__Consigne__
Pouvez-vous transcrire fidèlement le passage de l'extrait sur le rôle de la Russie compris entre « Lorsque la situation » et « dans la région. », ces deux bornes incluses ?

De leur côté, les Russes ont décidé de soutenir leur allié au pouvoir. Le pays est en effet un allié stratégique de la Russie dans cette zone, puisqu’il l’a autorisée à établir un port militaire sur la Méditerranée, dans la ville de Tartous. Celui-ci constitue, avec le port dont la Russie dispose à Sébastopol, en Crimée, l’un des deux points d’accès aux mers chaudes de la Russie.
Lorsque la situation dégénère et qu’une partie des rebelles financés rejoint les rangs de Daesh, retournant contre les Occidentaux leurs propres armes, la situation est devenue difficile pour les Américains et les Européens. C’est ce qui a valu à l’Iran et à la Russie d’être parties prenantes dans les négociations de Vienne déjà évoquées plus haut, aucune solution ne pouvant émerger sans un accord des deux parties opposées, alors que le revers subi par les gouvernements occidentaux leur impose de trouver une solution. Aujourd’hui, les Russes sont devenus incontournables dans les pourparlers de paix dans la région.

__Documents sources__
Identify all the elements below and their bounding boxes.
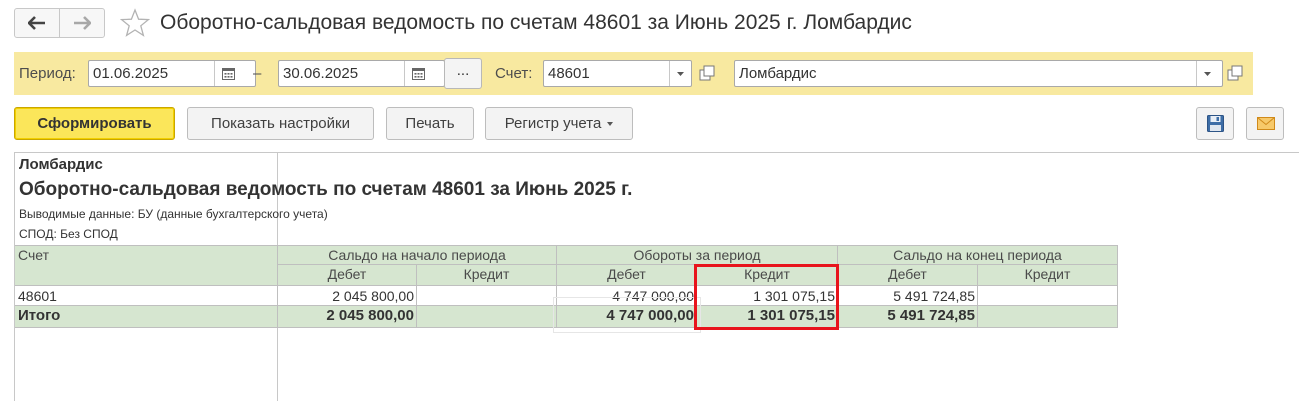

__Corrigé__
Lorsque la situation dégénère et qu’une partie des rebelles financés rejoint les rangs de Daesh, retournant contre les Occidentaux leurs propres armes, la situation est devenue difficile pour les Américains et les Européens. C’est ce qui a valu à l’Iran et à la Russie d’être parties prenantes dans les négociations de Vienne déjà évoquées plus haut, aucune solution ne pouvant émerger sans un accord des deux parties opposées, alors que le revers subi par les gouvernements occidentaux leur impose de trouver une solution. Aujourd’hui, les Russes sont devenus incontournables dans les pourparlers de paix dans la région.